> _Work instructions_
Please print every line from the one containing "Give me a plain-text" through the last line of the records below, exactly as written and nothing more.

> _Records for the task_
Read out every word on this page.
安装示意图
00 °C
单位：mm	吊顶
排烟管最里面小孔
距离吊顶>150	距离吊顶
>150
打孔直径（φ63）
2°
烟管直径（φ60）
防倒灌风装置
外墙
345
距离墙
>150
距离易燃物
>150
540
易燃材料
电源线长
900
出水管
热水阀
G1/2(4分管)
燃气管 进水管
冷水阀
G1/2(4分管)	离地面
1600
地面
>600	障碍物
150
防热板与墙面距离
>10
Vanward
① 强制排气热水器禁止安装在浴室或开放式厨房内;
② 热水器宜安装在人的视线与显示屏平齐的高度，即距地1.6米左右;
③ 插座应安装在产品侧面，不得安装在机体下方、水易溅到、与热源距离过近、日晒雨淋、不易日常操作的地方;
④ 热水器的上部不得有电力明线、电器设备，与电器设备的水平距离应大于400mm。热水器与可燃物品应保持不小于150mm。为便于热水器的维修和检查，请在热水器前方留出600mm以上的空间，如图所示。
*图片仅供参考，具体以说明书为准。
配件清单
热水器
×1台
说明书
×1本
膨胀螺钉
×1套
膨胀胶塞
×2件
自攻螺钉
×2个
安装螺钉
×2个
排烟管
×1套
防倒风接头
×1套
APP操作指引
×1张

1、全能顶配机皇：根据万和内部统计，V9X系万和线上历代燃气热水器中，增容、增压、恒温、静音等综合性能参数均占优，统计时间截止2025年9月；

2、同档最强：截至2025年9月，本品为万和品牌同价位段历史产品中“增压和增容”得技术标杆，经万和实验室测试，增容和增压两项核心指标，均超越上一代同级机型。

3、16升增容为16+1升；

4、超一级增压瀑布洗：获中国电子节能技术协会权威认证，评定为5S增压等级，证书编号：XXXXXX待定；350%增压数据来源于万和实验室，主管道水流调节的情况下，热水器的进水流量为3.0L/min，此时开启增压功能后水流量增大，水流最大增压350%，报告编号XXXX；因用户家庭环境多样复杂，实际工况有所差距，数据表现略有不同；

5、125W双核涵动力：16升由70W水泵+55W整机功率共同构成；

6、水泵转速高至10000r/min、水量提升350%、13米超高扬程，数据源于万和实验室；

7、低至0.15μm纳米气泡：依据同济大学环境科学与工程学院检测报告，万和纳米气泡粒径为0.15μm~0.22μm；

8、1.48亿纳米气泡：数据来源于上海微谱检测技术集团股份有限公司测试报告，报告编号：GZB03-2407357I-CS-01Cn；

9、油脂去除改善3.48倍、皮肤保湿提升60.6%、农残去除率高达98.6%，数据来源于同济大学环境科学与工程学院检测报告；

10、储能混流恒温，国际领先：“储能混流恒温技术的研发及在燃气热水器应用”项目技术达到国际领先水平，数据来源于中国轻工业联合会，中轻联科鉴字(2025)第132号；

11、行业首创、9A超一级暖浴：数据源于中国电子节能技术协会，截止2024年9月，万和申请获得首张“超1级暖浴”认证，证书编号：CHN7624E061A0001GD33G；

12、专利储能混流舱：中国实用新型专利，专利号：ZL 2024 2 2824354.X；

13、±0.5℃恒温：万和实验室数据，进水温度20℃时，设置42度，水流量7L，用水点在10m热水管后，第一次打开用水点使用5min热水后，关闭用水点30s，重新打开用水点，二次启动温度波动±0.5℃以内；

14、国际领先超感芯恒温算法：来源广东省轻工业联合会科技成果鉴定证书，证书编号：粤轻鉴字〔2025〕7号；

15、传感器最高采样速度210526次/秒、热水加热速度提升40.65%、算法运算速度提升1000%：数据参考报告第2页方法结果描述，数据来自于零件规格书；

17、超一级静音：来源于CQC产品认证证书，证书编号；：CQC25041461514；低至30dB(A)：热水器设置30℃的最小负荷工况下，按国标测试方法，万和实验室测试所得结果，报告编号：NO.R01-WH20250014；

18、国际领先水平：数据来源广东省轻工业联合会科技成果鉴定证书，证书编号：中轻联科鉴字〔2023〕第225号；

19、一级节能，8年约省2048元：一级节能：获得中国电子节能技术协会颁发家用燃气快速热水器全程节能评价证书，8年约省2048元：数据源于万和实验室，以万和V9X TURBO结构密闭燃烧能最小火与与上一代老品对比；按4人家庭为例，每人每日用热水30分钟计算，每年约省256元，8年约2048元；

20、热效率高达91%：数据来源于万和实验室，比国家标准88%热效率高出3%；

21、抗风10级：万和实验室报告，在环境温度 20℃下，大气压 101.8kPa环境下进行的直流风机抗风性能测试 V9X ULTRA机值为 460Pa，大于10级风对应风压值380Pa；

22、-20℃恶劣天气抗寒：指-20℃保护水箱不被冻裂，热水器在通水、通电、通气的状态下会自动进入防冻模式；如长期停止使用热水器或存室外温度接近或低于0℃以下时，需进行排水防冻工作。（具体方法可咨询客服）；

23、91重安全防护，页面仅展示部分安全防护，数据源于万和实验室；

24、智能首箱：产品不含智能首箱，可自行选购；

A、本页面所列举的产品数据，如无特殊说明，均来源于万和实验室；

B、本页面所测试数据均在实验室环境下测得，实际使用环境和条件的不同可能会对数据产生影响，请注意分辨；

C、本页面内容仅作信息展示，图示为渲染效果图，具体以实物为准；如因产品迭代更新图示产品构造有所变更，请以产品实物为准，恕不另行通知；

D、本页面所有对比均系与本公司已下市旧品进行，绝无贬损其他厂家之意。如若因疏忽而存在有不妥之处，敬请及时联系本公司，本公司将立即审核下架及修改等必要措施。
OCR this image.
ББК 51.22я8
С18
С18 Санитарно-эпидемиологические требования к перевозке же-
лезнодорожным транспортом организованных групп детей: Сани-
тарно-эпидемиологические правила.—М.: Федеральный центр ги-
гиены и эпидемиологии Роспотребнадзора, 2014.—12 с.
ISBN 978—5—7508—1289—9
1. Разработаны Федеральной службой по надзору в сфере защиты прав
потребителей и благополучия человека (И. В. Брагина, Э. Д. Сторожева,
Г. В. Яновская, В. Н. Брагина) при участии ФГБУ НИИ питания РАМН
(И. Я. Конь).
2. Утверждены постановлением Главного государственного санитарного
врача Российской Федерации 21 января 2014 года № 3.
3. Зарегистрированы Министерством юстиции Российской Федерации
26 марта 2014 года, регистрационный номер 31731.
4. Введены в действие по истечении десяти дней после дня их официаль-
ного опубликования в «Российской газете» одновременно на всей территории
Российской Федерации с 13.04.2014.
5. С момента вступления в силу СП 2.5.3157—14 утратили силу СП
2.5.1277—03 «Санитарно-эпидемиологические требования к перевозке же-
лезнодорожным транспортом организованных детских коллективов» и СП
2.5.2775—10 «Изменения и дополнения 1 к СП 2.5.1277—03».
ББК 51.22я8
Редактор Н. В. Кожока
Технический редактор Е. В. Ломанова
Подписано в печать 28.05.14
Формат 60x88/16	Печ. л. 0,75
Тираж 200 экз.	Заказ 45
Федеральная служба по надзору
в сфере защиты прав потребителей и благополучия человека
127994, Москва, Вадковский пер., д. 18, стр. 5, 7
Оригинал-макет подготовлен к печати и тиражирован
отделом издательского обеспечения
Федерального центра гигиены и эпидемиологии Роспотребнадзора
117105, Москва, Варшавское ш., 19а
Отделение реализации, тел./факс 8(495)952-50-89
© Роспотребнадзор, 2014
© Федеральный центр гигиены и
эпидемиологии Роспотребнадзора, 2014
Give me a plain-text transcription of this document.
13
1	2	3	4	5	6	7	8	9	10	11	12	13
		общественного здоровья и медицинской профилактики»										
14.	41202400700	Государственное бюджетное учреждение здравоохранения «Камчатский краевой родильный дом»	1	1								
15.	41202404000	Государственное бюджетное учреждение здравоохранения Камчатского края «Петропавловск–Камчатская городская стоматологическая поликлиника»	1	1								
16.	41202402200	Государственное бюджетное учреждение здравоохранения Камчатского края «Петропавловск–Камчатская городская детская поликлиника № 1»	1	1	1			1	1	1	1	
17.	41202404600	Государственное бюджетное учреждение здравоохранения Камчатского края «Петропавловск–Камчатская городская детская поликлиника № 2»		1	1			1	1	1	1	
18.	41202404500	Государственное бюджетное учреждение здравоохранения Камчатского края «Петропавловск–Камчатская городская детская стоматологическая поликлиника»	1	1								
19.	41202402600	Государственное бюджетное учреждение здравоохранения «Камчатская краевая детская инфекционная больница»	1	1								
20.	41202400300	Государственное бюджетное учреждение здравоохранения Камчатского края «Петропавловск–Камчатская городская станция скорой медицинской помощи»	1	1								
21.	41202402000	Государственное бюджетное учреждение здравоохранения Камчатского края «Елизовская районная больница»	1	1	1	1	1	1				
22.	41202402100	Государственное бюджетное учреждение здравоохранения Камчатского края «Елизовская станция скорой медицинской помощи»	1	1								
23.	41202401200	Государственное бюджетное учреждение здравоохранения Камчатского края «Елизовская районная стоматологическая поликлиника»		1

> _Expected answer_
Give me a plain-text transcription of this document.
13
1	2	3	4	5	6	7	8	9	10	11	12	13
		общественного здоровья и медицинской профилактики»										
14.	41202400700	Государственное бюджетное учреждение здравоохранения «Камчатский краевой родильный дом»	1	1								
15.	41202404000	Государственное бюджетное учреждение здравоохранения Камчатского края «Петропавловск–Камчатская городская стоматологическая поликлиника»	1	1								
16.	41202402200	Государственное бюджетное учреждение здравоохранения Камчатского края «Петропавловск–Камчатская городская детская поликлиника № 1»	1	1	1			1	1	1	1	
17.	41202404600	Государственное бюджетное учреждение здравоохранения Камчатского края «Петропавловск–Камчатская городская детская поликлиника № 2»		1	1			1	1	1	1	
18.	41202404500	Государственное бюджетное учреждение здравоохранения Камчатского края «Петропавловск–Камчатская городская детская стоматологическая поликлиника»	1	1								
19.	41202402600	Государственное бюджетное учреждение здравоохранения «Камчатская краевая детская инфекционная больница»	1	1								
20.	41202400300	Государственное бюджетное учреждение здравоохранения Камчатского края «Петропавловск–Камчатская городская станция скорой медицинской помощи»	1	1								
21.	41202402000	Государственное бюджетное учреждение здравоохранения Камчатского края «Елизовская районная больница»	1	1	1	1	1	1				
22.	41202402100	Государственное бюджетное учреждение здравоохранения Камчатского края «Елизовская станция скорой медицинской помощи»	1	1								
23.	41202401200	Государственное бюджетное учреждение здравоохранения Камчатского края «Елизовская районная стоматологическая поликлиника»		1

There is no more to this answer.